A single number is the answer here: how many lines of the entries contain "BITFINEX"?

— begin Extracted entries —

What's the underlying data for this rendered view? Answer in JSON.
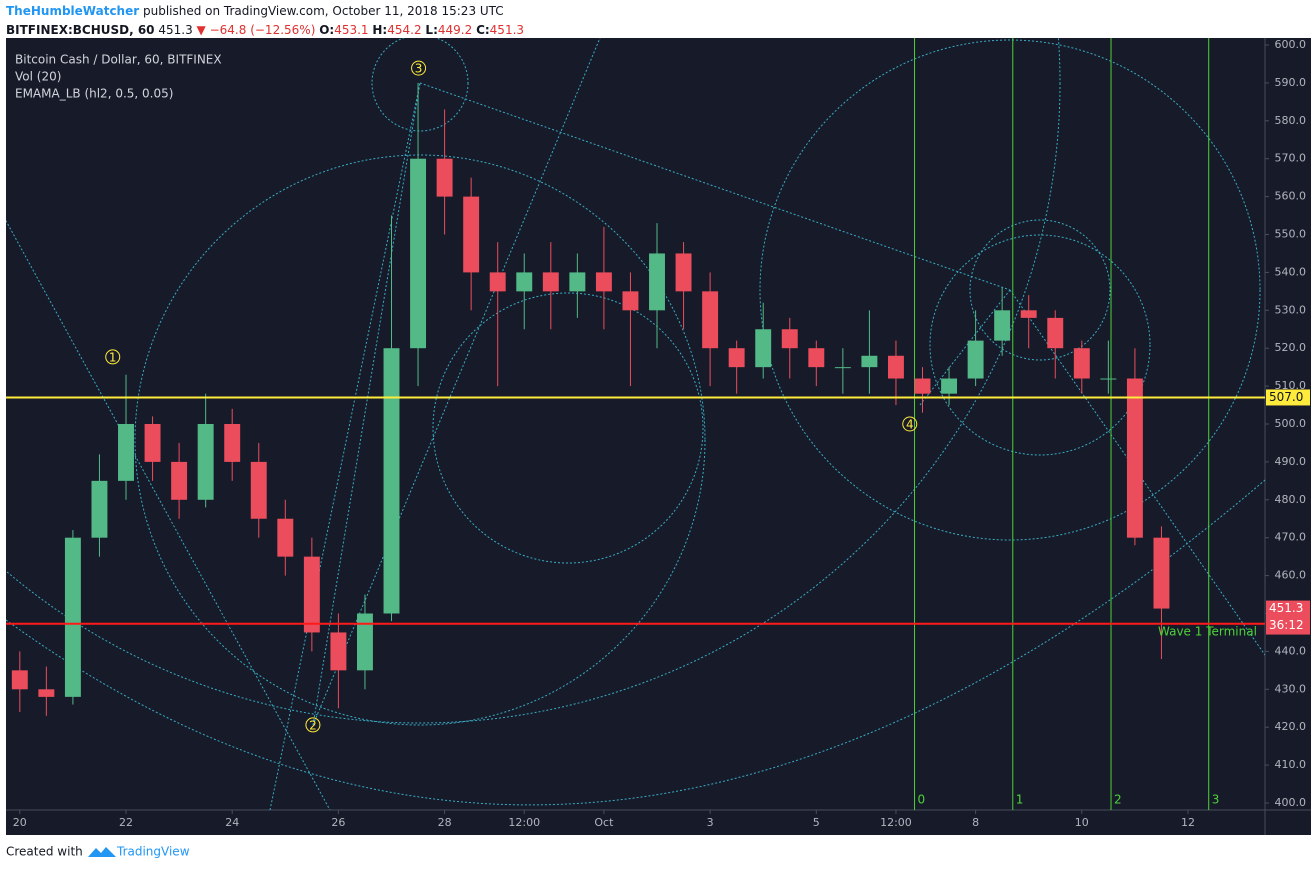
{
  "header": {
    "author": "TheHumbleWatcher",
    "published": "published on TradingView.com, October 11, 2018 15:23 UTC",
    "symbol": "BITFINEX:BCHUSD, 60",
    "last": "451.3",
    "arrow": "▼",
    "change": "−64.8 (−12.56%)",
    "ohlc": [
      {
        "label": "O:",
        "value": "453.1"
      },
      {
        "label": "H:",
        "value": "454.2"
      },
      {
        "label": "L:",
        "value": "449.2"
      },
      {
        "label": "C:",
        "value": "451.3"
      }
    ]
  },
  "chart_data": {
    "type": "candlestick",
    "title": "Bitcoin Cash / Dollar, 60, BITFINEX",
    "indicators": [
      "Vol (20)",
      "EMAMA_LB (hl2, 0.5, 0.05)"
    ],
    "up_color": "#53b987",
    "down_color": "#eb4d5c",
    "x": [
      0,
      0.5,
      1,
      1.5,
      2,
      2.5,
      3,
      3.5,
      4,
      4.5,
      5,
      5.5,
      6,
      6.5,
      7,
      7.5,
      8,
      8.5,
      9,
      9.5,
      10,
      10.5,
      11,
      11.5,
      12,
      12.5,
      13,
      13.5,
      14,
      14.5,
      15,
      15.5,
      16,
      16.5,
      17,
      17.5,
      18,
      18.5,
      19,
      19.5,
      20,
      20.5,
      21,
      21.5
    ],
    "open": [
      435,
      430,
      428,
      470,
      485,
      500,
      490,
      480,
      500,
      490,
      475,
      465,
      445,
      435,
      450,
      520,
      570,
      560,
      540,
      535,
      540,
      535,
      540,
      535,
      530,
      545,
      535,
      520,
      515,
      525,
      520,
      515,
      515,
      518,
      512,
      508,
      512,
      522,
      530,
      528,
      520,
      512,
      512,
      470
    ],
    "high": [
      440,
      436,
      472,
      492,
      513,
      502,
      495,
      508,
      504,
      495,
      480,
      470,
      450,
      455,
      555,
      590,
      583,
      565,
      548,
      545,
      548,
      545,
      552,
      540,
      553,
      548,
      540,
      522,
      532,
      528,
      522,
      520,
      530,
      522,
      515,
      515,
      530,
      536,
      534,
      530,
      522,
      522,
      520,
      473
    ],
    "low": [
      424,
      423,
      426,
      465,
      480,
      485,
      475,
      478,
      485,
      470,
      460,
      440,
      425,
      430,
      448,
      510,
      550,
      530,
      510,
      525,
      525,
      528,
      525,
      510,
      520,
      525,
      510,
      508,
      512,
      512,
      510,
      508,
      508,
      505,
      503,
      505,
      510,
      518,
      520,
      512,
      508,
      508,
      468,
      438
    ],
    "close": [
      430,
      428,
      470,
      485,
      500,
      490,
      480,
      500,
      490,
      475,
      465,
      445,
      435,
      450,
      520,
      570,
      560,
      540,
      535,
      540,
      535,
      540,
      535,
      530,
      545,
      535,
      520,
      515,
      525,
      520,
      515,
      515,
      518,
      512,
      508,
      512,
      522,
      530,
      528,
      520,
      512,
      512,
      470,
      451.3
    ],
    "xlim": [
      -0.26,
      23.45
    ],
    "ylim": [
      398.15,
      601.85
    ],
    "xticks": [
      {
        "value": 0,
        "label": "20"
      },
      {
        "value": 2,
        "label": "22"
      },
      {
        "value": 4,
        "label": "24"
      },
      {
        "value": 6,
        "label": "26"
      },
      {
        "value": 8,
        "label": "28"
      },
      {
        "value": 9.5,
        "label": "12:00"
      },
      {
        "value": 11,
        "label": "Oct"
      },
      {
        "value": 13,
        "label": "3"
      },
      {
        "value": 15,
        "label": "5"
      },
      {
        "value": 16.5,
        "label": "12:00"
      },
      {
        "value": 18,
        "label": "8"
      },
      {
        "value": 20,
        "label": "10"
      },
      {
        "value": 22,
        "label": "12"
      }
    ],
    "yticks": [
      {
        "value": 400,
        "label": "400.0"
      },
      {
        "value": 410,
        "label": "410.0"
      },
      {
        "value": 420,
        "label": "420.0"
      },
      {
        "value": 430,
        "label": "430.0"
      },
      {
        "value": 440,
        "label": "440.0"
      },
      {
        "value": 450,
        "label": "450.0"
      },
      {
        "value": 460,
        "label": "460.0"
      },
      {
        "value": 470,
        "label": "470.0"
      },
      {
        "value": 480,
        "label": "480.0"
      },
      {
        "value": 490,
        "label": "490.0"
      },
      {
        "value": 500,
        "label": "500.0"
      },
      {
        "value": 510,
        "label": "510.0"
      },
      {
        "value": 520,
        "label": "520.0"
      },
      {
        "value": 530,
        "label": "530.0"
      },
      {
        "value": 540,
        "label": "540.0"
      },
      {
        "value": 550,
        "label": "550.0"
      },
      {
        "value": 560,
        "label": "560.0"
      },
      {
        "value": 570,
        "label": "570.0"
      },
      {
        "value": 580,
        "label": "580.0"
      },
      {
        "value": 590,
        "label": "590.0"
      },
      {
        "value": 600,
        "label": "600.0"
      }
    ],
    "hlines": [
      {
        "value": 507,
        "label": "507.0",
        "color": "#ffeb3b"
      },
      {
        "value": 447.3,
        "color": "#ff1a1a"
      }
    ],
    "last_price": 451.3,
    "countdown": "36:12",
    "vlines": [
      {
        "x": 16.85,
        "label": "0"
      },
      {
        "x": 18.7,
        "label": "1"
      },
      {
        "x": 20.55,
        "label": "2"
      },
      {
        "x": 22.39,
        "label": "3"
      }
    ],
    "waves": [
      {
        "label": "1",
        "x": 1.75,
        "y": 517.7
      },
      {
        "label": "2",
        "x": 5.52,
        "y": 420.6
      },
      {
        "label": "3",
        "x": 7.51,
        "y": 593.9
      },
      {
        "label": "4",
        "x": 16.76,
        "y": 500
      }
    ],
    "annotation": "Wave 1 Terminal"
  },
  "footer": {
    "created": "Created with",
    "brand": "TradingView"
  }
}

— end Extracted entries —

Result of the exercise
2